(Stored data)
========================

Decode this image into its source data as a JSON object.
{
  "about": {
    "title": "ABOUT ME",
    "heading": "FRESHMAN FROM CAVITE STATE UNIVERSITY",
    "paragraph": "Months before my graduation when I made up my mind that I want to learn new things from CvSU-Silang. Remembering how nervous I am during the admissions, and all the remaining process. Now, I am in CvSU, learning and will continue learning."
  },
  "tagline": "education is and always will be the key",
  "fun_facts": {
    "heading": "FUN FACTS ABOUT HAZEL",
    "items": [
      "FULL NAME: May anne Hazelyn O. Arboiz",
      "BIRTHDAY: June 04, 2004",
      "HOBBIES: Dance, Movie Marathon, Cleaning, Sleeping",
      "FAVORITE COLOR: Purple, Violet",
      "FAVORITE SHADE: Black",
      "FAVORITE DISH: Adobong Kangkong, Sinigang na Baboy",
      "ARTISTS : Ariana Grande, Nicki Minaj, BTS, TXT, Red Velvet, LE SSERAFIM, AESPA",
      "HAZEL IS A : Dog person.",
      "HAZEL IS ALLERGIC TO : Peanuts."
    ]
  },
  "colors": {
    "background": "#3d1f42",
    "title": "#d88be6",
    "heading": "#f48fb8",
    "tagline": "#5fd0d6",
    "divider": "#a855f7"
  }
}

========================

PROBLEM DETAILS
Repeat each of the entries above precisely as given.

WRITTEN REPLY
Decode this image into its source data as a JSON object.
{
  "about": {
    "title": "ABOUT ME",
    "heading": "FRESHMAN FROM CAVITE STATE UNIVERSITY",
    "paragraph": "Months before my graduation when I made up my mind that I want to learn new things from CvSU-Silang. Remembering how nervous I am during the admissions, and all the remaining process. Now, I am in CvSU, learning and will continue learning."
  },
  "tagline": "education is and always will be the key",
  "fun_facts": {
    "heading": "FUN FACTS ABOUT HAZEL",
    "items": [
      "FULL NAME: May anne Hazelyn O. Arboiz",
      "BIRTHDAY: June 04, 2004",
      "HOBBIES: Dance, Movie Marathon, Cleaning, Sleeping",
      "FAVORITE COLOR: Purple, Violet",
      "FAVORITE SHADE: Black",
      "FAVORITE DISH: Adobong Kangkong, Sinigang na Baboy",
      "ARTISTS : Ariana Grande, Nicki Minaj, BTS, TXT, Red Velvet, LE SSERAFIM, AESPA",
      "HAZEL IS A : Dog person.",
      "HAZEL IS ALLERGIC TO : Peanuts."
    ]
  },
  "colors": {
    "background": "#3d1f42",
    "title": "#d88be6",
    "heading": "#f48fb8",
    "tagline": "#5fd0d6",
    "divider": "#a855f7"
  }
}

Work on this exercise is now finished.